Dataset entries
---*---

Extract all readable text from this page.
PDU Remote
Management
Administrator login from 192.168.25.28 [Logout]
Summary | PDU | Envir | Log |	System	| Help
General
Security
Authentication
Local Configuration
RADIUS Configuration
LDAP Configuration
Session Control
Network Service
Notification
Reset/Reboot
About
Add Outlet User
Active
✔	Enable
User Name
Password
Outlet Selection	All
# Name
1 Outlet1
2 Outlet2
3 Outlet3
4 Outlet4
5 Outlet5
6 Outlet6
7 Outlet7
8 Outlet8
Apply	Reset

---*---

> EXERCISE TASK
Without leaving anything out, quote all the data.

> TASK OUTPUT
Extract all readable text from this page.
PDU Remote
Management
Administrator login from 192.168.25.28 [Logout]
Summary | PDU | Envir | Log |	System	| Help
General
Security
Authentication
Local Configuration
RADIUS Configuration
LDAP Configuration
Session Control
Network Service
Notification
Reset/Reboot
About
Add Outlet User
Active
✔	Enable
User Name
Password
Outlet Selection	All
# Name
1 Outlet1
2 Outlet2
3 Outlet3
4 Outlet4
5 Outlet5
6 Outlet6
7 Outlet7
8 Outlet8
Apply	Reset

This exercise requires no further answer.